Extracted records

+===+

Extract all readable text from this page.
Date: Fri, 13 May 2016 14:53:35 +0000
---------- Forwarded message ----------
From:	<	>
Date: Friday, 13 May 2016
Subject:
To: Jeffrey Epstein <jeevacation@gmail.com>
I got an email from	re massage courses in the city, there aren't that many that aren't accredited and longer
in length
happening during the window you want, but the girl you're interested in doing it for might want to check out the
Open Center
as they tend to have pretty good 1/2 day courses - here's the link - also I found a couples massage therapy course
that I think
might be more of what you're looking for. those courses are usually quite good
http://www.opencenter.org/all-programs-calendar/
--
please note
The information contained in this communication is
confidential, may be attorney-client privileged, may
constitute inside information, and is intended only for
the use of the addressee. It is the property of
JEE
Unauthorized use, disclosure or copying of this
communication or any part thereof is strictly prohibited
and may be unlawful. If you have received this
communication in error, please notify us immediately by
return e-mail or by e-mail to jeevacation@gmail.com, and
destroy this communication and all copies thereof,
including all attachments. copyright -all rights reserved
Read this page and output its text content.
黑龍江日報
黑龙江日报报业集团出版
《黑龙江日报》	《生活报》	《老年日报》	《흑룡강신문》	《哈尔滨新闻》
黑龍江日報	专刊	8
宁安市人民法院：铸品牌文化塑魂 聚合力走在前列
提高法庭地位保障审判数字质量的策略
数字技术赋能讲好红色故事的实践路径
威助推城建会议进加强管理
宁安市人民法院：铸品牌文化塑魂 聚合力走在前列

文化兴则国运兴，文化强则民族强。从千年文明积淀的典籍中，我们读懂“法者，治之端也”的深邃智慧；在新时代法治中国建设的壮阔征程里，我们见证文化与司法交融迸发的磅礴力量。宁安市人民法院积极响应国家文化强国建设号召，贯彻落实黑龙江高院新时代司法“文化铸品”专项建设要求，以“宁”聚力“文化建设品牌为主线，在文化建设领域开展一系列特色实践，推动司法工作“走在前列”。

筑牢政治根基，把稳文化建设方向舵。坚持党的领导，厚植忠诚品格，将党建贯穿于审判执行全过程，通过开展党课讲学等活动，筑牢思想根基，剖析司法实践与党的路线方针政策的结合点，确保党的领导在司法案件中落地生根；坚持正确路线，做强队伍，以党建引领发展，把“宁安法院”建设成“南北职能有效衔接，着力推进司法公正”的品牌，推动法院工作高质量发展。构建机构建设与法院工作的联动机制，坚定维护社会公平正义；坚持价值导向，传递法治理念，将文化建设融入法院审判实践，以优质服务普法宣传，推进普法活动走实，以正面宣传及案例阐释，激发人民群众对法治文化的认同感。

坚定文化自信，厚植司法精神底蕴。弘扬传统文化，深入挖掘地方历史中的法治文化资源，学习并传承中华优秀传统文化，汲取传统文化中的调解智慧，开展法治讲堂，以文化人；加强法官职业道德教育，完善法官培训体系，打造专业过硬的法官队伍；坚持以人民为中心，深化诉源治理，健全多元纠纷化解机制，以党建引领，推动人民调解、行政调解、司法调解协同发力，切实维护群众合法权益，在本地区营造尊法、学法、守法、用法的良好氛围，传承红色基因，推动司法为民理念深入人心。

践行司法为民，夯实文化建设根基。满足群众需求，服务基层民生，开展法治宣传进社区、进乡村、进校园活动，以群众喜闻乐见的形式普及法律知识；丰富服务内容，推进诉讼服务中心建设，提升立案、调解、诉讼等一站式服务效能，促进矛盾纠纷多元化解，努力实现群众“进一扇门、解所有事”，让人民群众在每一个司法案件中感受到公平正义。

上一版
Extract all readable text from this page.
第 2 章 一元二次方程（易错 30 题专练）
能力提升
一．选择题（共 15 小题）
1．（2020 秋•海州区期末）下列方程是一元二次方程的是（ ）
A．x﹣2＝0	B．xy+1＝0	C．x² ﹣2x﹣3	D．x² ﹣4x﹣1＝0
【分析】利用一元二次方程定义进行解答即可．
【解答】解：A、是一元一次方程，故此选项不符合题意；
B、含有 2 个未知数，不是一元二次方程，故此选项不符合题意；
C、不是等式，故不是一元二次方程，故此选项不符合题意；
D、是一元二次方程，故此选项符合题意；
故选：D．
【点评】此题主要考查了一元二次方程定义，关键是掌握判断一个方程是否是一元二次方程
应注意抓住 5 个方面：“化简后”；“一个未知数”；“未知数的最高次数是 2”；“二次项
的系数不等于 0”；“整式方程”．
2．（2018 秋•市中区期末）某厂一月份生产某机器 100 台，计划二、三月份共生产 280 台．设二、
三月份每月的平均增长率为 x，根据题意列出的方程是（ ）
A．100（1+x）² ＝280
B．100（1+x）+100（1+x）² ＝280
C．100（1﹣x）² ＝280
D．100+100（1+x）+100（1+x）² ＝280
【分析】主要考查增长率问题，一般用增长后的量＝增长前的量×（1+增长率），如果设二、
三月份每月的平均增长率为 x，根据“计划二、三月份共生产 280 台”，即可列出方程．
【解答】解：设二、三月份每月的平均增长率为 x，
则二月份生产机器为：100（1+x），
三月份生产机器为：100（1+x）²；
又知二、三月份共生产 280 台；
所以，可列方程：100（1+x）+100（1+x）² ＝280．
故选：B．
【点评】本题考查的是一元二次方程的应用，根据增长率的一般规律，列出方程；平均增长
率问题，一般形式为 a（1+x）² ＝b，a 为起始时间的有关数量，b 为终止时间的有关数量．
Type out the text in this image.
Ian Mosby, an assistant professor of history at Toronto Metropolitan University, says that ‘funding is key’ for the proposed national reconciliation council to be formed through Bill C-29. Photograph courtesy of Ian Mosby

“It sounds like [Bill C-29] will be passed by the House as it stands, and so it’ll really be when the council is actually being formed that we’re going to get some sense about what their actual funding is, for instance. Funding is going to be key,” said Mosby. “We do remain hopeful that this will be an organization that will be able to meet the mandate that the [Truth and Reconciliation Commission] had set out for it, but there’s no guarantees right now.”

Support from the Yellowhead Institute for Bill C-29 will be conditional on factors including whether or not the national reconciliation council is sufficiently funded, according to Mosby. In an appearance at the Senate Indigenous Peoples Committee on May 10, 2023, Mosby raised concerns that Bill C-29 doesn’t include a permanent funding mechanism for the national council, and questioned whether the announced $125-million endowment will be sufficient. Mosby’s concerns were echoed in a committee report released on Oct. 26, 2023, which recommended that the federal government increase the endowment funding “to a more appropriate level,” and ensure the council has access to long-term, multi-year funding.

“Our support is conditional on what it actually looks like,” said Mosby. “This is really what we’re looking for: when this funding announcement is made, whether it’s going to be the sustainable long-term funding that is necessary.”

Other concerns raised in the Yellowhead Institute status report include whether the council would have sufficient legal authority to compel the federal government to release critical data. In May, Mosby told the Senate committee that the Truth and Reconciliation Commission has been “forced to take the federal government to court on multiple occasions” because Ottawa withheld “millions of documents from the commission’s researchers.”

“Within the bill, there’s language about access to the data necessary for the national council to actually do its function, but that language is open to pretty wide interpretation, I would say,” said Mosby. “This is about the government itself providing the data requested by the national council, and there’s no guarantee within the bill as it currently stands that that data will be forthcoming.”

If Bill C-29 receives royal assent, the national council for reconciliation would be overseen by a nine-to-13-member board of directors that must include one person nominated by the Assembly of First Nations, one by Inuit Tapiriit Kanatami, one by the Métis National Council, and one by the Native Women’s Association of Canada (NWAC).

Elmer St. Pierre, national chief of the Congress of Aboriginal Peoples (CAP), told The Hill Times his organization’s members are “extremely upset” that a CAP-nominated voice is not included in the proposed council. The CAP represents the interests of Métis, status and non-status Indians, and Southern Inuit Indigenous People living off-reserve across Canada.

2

+===+

• Description of the task:
Extract each record, keeping it identical to the original.

• The output:
Extract all readable text from this page.
Date: Fri, 13 May 2016 14:53:35 +0000
---------- Forwarded message ----------
From:	<	>
Date: Friday, 13 May 2016
Subject:
To: Jeffrey Epstein <jeevacation@gmail.com>
I got an email from	re massage courses in the city, there aren't that many that aren't accredited and longer
in length
happening during the window you want, but the girl you're interested in doing it for might want to check out the
Open Center
as they tend to have pretty good 1/2 day courses - here's the link - also I found a couples massage therapy course
that I think
might be more of what you're looking for. those courses are usually quite good
http://www.opencenter.org/all-programs-calendar/
--
please note
The information contained in this communication is
confidential, may be attorney-client privileged, may
constitute inside information, and is intended only for
the use of the addressee. It is the property of
JEE
Unauthorized use, disclosure or copying of this
communication or any part thereof is strictly prohibited
and may be unlawful. If you have received this
communication in error, please notify us immediately by
return e-mail or by e-mail to jeevacation@gmail.com, and
destroy this communication and all copies thereof,
including all attachments. copyright -all rights reserved
Read this page and output its text content.
黑龍江日報
黑龙江日报报业集团出版
《黑龙江日报》	《生活报》	《老年日报》	《흑룡강신문》	《哈尔滨新闻》
黑龍江日報	专刊	8
宁安市人民法院：铸品牌文化塑魂 聚合力走在前列
提高法庭地位保障审判数字质量的策略
数字技术赋能讲好红色故事的实践路径
威助推城建会议进加强管理
宁安市人民法院：铸品牌文化塑魂 聚合力走在前列

文化兴则国运兴，文化强则民族强。从千年文明积淀的典籍中，我们读懂“法者，治之端也”的深邃智慧；在新时代法治中国建设的壮阔征程里，我们见证文化与司法交融迸发的磅礴力量。宁安市人民法院积极响应国家文化强国建设号召，贯彻落实黑龙江高院新时代司法“文化铸品”专项建设要求，以“宁”聚力“文化建设品牌为主线，在文化建设领域开展一系列特色实践，推动司法工作“走在前列”。

筑牢政治根基，把稳文化建设方向舵。坚持党的领导，厚植忠诚品格，将党建贯穿于审判执行全过程，通过开展党课讲学等活动，筑牢思想根基，剖析司法实践与党的路线方针政策的结合点，确保党的领导在司法案件中落地生根；坚持正确路线，做强队伍，以党建引领发展，把“宁安法院”建设成“南北职能有效衔接，着力推进司法公正”的品牌，推动法院工作高质量发展。构建机构建设与法院工作的联动机制，坚定维护社会公平正义；坚持价值导向，传递法治理念，将文化建设融入法院审判实践，以优质服务普法宣传，推进普法活动走实，以正面宣传及案例阐释，激发人民群众对法治文化的认同感。

坚定文化自信，厚植司法精神底蕴。弘扬传统文化，深入挖掘地方历史中的法治文化资源，学习并传承中华优秀传统文化，汲取传统文化中的调解智慧，开展法治讲堂，以文化人；加强法官职业道德教育，完善法官培训体系，打造专业过硬的法官队伍；坚持以人民为中心，深化诉源治理，健全多元纠纷化解机制，以党建引领，推动人民调解、行政调解、司法调解协同发力，切实维护群众合法权益，在本地区营造尊法、学法、守法、用法的良好氛围，传承红色基因，推动司法为民理念深入人心。

践行司法为民，夯实文化建设根基。满足群众需求，服务基层民生，开展法治宣传进社区、进乡村、进校园活动，以群众喜闻乐见的形式普及法律知识；丰富服务内容，推进诉讼服务中心建设，提升立案、调解、诉讼等一站式服务效能，促进矛盾纠纷多元化解，努力实现群众“进一扇门、解所有事”，让人民群众在每一个司法案件中感受到公平正义。

上一版
Extract all readable text from this page.
第 2 章 一元二次方程（易错 30 题专练）
能力提升
一．选择题（共 15 小题）
1．（2020 秋•海州区期末）下列方程是一元二次方程的是（ ）
A．x﹣2＝0	B．xy+1＝0	C．x² ﹣2x﹣3	D．x² ﹣4x﹣1＝0
【分析】利用一元二次方程定义进行解答即可．
【解答】解：A、是一元一次方程，故此选项不符合题意；
B、含有 2 个未知数，不是一元二次方程，故此选项不符合题意；
C、不是等式，故不是一元二次方程，故此选项不符合题意；
D、是一元二次方程，故此选项符合题意；
故选：D．
【点评】此题主要考查了一元二次方程定义，关键是掌握判断一个方程是否是一元二次方程
应注意抓住 5 个方面：“化简后”；“一个未知数”；“未知数的最高次数是 2”；“二次项
的系数不等于 0”；“整式方程”．
2．（2018 秋•市中区期末）某厂一月份生产某机器 100 台，计划二、三月份共生产 280 台．设二、
三月份每月的平均增长率为 x，根据题意列出的方程是（ ）
A．100（1+x）² ＝280
B．100（1+x）+100（1+x）² ＝280
C．100（1﹣x）² ＝280
D．100+100（1+x）+100（1+x）² ＝280
【分析】主要考查增长率问题，一般用增长后的量＝增长前的量×（1+增长率），如果设二、
三月份每月的平均增长率为 x，根据“计划二、三月份共生产 280 台”，即可列出方程．
【解答】解：设二、三月份每月的平均增长率为 x，
则二月份生产机器为：100（1+x），
三月份生产机器为：100（1+x）²；
又知二、三月份共生产 280 台；
所以，可列方程：100（1+x）+100（1+x）² ＝280．
故选：B．
【点评】本题考查的是一元二次方程的应用，根据增长率的一般规律，列出方程；平均增长
率问题，一般形式为 a（1+x）² ＝b，a 为起始时间的有关数量，b 为终止时间的有关数量．
Type out the text in this image.
Ian Mosby, an assistant professor of history at Toronto Metropolitan University, says that ‘funding is key’ for the proposed national reconciliation council to be formed through Bill C-29. Photograph courtesy of Ian Mosby

“It sounds like [Bill C-29] will be passed by the House as it stands, and so it’ll really be when the council is actually being formed that we’re going to get some sense about what their actual funding is, for instance. Funding is going to be key,” said Mosby. “We do remain hopeful that this will be an organization that will be able to meet the mandate that the [Truth and Reconciliation Commission] had set out for it, but there’s no guarantees right now.”

Support from the Yellowhead Institute for Bill C-29 will be conditional on factors including whether or not the national reconciliation council is sufficiently funded, according to Mosby. In an appearance at the Senate Indigenous Peoples Committee on May 10, 2023, Mosby raised concerns that Bill C-29 doesn’t include a permanent funding mechanism for the national council, and questioned whether the announced $125-million endowment will be sufficient. Mosby’s concerns were echoed in a committee report released on Oct. 26, 2023, which recommended that the federal government increase the endowment funding “to a more appropriate level,” and ensure the council has access to long-term, multi-year funding.

“Our support is conditional on what it actually looks like,” said Mosby. “This is really what we’re looking for: when this funding announcement is made, whether it’s going to be the sustainable long-term funding that is necessary.”

Other concerns raised in the Yellowhead Institute status report include whether the council would have sufficient legal authority to compel the federal government to release critical data. In May, Mosby told the Senate committee that the Truth and Reconciliation Commission has been “forced to take the federal government to court on multiple occasions” because Ottawa withheld “millions of documents from the commission’s researchers.”

“Within the bill, there’s language about access to the data necessary for the national council to actually do its function, but that language is open to pretty wide interpretation, I would say,” said Mosby. “This is about the government itself providing the data requested by the national council, and there’s no guarantee within the bill as it currently stands that that data will be forthcoming.”

If Bill C-29 receives royal assent, the national council for reconciliation would be overseen by a nine-to-13-member board of directors that must include one person nominated by the Assembly of First Nations, one by Inuit Tapiriit Kanatami, one by the Métis National Council, and one by the Native Women’s Association of Canada (NWAC).

Elmer St. Pierre, national chief of the Congress of Aboriginal Peoples (CAP), told The Hill Times his organization’s members are “extremely upset” that a CAP-nominated voice is not included in the proposed council. The CAP represents the interests of Métis, status and non-status Indians, and Southern Inuit Indigenous People living off-reserve across Canada.

2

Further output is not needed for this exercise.